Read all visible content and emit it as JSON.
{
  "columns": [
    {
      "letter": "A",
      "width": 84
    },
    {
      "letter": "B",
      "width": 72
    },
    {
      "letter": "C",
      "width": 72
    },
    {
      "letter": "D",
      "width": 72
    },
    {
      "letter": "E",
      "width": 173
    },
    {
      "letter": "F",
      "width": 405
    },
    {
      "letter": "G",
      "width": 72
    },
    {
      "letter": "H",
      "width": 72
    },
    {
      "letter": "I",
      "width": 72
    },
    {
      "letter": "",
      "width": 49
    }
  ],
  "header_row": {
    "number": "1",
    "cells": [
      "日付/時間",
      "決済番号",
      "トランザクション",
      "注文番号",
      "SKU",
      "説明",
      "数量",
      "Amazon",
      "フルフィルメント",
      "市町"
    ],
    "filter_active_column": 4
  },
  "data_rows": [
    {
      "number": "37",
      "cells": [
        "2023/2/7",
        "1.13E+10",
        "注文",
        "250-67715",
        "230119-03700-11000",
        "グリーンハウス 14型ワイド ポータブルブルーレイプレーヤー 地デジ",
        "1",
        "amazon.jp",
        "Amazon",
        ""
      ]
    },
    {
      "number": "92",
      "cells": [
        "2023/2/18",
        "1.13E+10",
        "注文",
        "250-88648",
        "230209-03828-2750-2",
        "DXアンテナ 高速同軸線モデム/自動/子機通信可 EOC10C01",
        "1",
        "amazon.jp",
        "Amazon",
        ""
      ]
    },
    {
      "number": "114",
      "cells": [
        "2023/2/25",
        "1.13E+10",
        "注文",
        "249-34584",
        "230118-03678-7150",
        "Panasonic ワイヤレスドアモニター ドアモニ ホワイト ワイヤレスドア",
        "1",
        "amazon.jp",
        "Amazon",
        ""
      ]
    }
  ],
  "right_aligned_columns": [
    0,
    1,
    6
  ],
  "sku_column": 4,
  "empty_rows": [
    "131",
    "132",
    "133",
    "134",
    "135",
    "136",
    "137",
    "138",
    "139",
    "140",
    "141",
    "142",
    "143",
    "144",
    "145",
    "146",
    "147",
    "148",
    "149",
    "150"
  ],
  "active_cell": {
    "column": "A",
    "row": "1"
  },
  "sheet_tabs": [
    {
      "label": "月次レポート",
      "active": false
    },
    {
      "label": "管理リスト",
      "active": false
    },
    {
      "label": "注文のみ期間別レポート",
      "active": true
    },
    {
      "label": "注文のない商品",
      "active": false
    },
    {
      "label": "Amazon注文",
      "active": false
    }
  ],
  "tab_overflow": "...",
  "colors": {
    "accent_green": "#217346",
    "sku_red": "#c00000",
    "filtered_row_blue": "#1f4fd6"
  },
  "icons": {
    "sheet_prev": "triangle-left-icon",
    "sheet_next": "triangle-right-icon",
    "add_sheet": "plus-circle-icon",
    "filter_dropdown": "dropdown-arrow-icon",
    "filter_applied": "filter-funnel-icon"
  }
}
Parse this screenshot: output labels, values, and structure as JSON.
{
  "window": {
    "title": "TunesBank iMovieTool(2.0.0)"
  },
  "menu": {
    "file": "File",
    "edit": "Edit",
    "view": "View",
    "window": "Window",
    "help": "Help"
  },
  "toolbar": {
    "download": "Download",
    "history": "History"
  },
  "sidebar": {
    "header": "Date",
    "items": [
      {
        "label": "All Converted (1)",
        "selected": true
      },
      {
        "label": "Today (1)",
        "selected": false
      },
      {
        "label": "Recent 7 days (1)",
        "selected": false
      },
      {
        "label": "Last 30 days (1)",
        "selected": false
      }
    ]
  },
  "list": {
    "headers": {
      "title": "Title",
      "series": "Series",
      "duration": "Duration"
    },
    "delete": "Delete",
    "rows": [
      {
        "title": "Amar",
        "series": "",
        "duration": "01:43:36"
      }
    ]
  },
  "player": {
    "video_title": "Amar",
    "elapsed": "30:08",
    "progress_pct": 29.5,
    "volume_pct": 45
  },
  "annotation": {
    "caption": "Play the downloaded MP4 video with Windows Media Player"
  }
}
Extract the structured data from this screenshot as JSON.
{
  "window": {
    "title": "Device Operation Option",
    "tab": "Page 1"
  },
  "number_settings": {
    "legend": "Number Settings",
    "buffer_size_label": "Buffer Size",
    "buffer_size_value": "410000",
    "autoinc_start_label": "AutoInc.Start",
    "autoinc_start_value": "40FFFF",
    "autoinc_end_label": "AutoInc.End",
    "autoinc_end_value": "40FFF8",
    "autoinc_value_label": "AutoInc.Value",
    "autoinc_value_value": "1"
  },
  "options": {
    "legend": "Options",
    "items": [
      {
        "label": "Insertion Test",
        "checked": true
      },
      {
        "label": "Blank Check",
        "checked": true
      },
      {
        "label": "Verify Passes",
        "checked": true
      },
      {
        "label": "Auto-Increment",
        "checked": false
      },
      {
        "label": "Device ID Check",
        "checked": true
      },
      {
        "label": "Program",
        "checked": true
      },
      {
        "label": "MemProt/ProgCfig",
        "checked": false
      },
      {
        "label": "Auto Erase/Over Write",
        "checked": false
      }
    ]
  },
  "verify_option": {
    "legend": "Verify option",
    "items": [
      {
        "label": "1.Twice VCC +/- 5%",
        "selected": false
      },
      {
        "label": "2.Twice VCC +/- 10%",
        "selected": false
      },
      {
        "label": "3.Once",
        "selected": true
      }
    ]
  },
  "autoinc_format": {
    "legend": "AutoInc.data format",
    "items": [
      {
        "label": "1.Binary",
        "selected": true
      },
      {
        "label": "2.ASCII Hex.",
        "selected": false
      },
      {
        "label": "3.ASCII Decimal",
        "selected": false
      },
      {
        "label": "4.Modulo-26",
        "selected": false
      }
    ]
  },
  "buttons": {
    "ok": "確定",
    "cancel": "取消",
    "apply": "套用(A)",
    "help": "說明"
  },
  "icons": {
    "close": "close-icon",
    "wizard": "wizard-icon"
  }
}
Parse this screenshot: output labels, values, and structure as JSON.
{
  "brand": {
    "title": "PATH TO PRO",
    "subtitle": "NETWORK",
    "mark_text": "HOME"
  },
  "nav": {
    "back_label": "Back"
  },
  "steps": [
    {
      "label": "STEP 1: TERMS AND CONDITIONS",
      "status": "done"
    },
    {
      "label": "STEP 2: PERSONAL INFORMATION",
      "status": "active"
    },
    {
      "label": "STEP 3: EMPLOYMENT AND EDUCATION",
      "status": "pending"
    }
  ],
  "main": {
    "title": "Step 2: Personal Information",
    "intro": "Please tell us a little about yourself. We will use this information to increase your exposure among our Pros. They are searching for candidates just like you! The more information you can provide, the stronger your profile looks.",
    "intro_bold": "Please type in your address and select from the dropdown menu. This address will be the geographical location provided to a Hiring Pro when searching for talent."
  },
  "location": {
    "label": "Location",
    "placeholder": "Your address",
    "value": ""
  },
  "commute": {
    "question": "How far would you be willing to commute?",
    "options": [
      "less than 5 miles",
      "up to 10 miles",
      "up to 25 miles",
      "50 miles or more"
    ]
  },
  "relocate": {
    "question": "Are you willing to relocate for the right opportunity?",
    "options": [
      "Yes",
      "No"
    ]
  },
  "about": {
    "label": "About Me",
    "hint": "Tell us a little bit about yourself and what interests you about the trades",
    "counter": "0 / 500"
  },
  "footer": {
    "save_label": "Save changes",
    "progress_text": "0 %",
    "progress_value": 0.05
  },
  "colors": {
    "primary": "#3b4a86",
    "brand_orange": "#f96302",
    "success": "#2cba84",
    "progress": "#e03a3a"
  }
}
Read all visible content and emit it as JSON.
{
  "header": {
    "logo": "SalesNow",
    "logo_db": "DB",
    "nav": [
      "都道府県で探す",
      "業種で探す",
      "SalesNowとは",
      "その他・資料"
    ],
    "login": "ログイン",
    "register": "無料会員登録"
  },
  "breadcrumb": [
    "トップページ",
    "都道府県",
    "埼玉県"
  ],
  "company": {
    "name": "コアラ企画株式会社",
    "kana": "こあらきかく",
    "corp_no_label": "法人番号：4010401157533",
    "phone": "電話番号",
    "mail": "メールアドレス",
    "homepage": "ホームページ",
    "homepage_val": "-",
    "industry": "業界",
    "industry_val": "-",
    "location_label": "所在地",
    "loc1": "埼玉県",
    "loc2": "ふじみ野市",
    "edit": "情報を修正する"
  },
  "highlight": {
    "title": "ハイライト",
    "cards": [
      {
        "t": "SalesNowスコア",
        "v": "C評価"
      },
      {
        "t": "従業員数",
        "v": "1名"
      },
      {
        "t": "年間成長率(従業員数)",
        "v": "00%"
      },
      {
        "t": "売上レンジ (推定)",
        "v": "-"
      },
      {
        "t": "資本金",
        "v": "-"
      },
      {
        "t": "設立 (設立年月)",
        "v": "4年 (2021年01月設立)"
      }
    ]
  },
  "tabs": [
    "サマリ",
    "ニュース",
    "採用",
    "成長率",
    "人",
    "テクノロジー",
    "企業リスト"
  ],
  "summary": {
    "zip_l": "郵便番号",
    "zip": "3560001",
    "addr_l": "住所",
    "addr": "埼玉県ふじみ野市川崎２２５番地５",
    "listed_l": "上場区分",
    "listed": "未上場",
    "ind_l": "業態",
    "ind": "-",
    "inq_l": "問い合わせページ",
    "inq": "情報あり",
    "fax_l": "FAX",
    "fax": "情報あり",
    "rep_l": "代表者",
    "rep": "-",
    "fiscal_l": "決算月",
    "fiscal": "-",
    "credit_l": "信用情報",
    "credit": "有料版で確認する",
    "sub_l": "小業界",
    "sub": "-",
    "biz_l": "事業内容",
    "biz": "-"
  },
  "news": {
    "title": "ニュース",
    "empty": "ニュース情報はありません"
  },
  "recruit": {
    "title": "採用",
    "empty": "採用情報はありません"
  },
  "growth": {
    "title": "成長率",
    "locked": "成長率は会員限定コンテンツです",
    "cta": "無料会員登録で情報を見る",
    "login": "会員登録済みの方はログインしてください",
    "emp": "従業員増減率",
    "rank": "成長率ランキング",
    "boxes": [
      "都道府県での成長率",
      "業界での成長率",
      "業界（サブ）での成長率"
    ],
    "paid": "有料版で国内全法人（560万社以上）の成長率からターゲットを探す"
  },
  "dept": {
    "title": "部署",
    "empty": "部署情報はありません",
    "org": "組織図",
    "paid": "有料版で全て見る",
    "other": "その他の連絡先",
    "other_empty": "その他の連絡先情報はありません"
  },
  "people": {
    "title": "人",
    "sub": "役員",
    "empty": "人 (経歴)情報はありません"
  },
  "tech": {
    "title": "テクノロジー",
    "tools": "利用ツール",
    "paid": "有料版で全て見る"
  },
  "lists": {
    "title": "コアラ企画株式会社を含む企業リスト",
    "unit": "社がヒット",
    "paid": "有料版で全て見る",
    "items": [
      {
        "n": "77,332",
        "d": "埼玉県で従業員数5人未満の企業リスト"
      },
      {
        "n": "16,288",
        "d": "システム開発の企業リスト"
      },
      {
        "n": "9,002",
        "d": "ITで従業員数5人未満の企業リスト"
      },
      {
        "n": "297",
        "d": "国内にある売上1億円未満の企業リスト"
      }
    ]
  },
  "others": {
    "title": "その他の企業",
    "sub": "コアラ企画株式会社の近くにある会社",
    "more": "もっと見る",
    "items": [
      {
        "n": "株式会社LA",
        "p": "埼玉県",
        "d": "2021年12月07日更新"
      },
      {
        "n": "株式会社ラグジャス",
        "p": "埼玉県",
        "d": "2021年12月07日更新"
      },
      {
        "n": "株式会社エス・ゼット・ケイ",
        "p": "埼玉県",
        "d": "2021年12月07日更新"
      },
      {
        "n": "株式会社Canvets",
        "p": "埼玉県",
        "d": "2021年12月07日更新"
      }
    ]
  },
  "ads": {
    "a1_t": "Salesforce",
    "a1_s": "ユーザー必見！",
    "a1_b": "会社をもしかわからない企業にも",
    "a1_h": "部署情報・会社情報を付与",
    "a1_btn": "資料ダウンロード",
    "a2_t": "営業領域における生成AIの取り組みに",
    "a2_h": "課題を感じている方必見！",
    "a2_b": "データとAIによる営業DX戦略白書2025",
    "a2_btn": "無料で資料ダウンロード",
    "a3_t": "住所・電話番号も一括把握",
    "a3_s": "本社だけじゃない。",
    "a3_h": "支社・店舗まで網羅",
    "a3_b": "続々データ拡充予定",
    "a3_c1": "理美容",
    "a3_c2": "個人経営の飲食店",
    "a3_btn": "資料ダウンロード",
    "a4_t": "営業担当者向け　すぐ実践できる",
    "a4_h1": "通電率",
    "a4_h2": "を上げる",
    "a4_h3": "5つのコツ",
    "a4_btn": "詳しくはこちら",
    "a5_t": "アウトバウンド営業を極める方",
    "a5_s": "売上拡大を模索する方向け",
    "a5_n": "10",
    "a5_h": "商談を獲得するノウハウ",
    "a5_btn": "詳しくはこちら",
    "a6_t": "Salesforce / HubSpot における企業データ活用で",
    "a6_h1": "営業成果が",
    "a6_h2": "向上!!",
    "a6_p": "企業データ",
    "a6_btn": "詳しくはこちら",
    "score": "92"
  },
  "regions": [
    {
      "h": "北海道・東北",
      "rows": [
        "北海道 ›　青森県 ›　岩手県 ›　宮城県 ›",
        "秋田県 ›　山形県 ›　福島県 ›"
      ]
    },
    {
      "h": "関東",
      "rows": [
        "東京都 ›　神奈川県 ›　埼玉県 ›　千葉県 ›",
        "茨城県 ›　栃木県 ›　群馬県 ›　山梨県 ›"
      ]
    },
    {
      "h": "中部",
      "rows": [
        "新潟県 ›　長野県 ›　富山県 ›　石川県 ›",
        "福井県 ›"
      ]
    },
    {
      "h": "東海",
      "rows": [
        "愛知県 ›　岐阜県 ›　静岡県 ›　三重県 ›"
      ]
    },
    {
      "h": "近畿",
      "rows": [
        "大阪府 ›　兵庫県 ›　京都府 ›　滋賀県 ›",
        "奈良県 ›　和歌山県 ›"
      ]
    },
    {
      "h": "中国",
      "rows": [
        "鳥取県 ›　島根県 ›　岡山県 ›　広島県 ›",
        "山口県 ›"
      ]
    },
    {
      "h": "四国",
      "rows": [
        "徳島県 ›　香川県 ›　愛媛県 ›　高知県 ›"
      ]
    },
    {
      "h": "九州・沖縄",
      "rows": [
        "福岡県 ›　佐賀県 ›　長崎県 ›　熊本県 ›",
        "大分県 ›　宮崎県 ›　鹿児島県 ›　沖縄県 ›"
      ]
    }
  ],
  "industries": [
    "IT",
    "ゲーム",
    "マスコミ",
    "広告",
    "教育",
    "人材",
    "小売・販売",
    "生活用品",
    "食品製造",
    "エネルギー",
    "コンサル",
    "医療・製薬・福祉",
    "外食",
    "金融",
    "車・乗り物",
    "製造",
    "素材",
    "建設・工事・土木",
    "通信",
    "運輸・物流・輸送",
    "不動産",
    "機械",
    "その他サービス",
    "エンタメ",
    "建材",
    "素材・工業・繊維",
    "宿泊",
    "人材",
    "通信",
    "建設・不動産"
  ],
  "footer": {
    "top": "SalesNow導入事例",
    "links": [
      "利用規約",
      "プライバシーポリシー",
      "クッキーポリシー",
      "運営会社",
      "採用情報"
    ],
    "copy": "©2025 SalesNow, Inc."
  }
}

Instructions to follow: From the material above, gather all lines that include the string "yourself" and copy them.

Correct output:
    "intro": "Please tell us a little about yourself. We will use this information to increase your exposure among our Pros. They are searching for candidates just like you! The more information you can provide, the stronger your profile looks.",
    "hint": "Tell us a little bit about yourself and what interests you about the trades",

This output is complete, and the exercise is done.